## Requirement:
Write out the entries again exactly as they are given.

## Dataset content:
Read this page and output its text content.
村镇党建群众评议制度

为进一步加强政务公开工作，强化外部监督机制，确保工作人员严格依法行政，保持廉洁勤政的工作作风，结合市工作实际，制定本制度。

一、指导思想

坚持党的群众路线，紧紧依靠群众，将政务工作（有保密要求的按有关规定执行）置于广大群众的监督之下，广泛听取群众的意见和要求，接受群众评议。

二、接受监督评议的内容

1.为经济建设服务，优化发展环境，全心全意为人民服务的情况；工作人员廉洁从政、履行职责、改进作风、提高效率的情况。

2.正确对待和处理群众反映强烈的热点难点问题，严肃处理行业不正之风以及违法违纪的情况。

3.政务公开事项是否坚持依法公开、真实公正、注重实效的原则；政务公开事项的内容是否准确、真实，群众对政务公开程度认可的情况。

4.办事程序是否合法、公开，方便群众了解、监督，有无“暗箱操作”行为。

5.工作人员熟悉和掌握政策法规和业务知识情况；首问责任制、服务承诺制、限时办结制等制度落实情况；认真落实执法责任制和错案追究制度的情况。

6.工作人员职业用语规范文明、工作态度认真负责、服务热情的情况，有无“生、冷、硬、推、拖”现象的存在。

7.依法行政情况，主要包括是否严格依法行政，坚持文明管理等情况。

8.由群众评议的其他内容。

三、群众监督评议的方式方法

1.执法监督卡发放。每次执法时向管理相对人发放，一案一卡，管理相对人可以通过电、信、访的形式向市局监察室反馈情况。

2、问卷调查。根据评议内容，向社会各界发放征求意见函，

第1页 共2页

## Worked answer:
Read this page and output its text content.
村镇党建群众评议制度

为进一步加强政务公开工作，强化外部监督机制，确保工作人员严格依法行政，保持廉洁勤政的工作作风，结合市工作实际，制定本制度。

一、指导思想

坚持党的群众路线，紧紧依靠群众，将政务工作（有保密要求的按有关规定执行）置于广大群众的监督之下，广泛听取群众的意见和要求，接受群众评议。

二、接受监督评议的内容

1.为经济建设服务，优化发展环境，全心全意为人民服务的情况；工作人员廉洁从政、履行职责、改进作风、提高效率的情况。

2.正确对待和处理群众反映强烈的热点难点问题，严肃处理行业不正之风以及违法违纪的情况。

3.政务公开事项是否坚持依法公开、真实公正、注重实效的原则；政务公开事项的内容是否准确、真实，群众对政务公开程度认可的情况。

4.办事程序是否合法、公开，方便群众了解、监督，有无“暗箱操作”行为。

5.工作人员熟悉和掌握政策法规和业务知识情况；首问责任制、服务承诺制、限时办结制等制度落实情况；认真落实执法责任制和错案追究制度的情况。

6.工作人员职业用语规范文明、工作态度认真负责、服务热情的情况，有无“生、冷、硬、推、拖”现象的存在。

7.依法行政情况，主要包括是否严格依法行政，坚持文明管理等情况。

8.由群众评议的其他内容。

三、群众监督评议的方式方法

1.执法监督卡发放。每次执法时向管理相对人发放，一案一卡，管理相对人可以通过电、信、访的形式向市局监察室反馈情况。

2、问卷调查。根据评议内容，向社会各界发放征求意见函，

第1页 共2页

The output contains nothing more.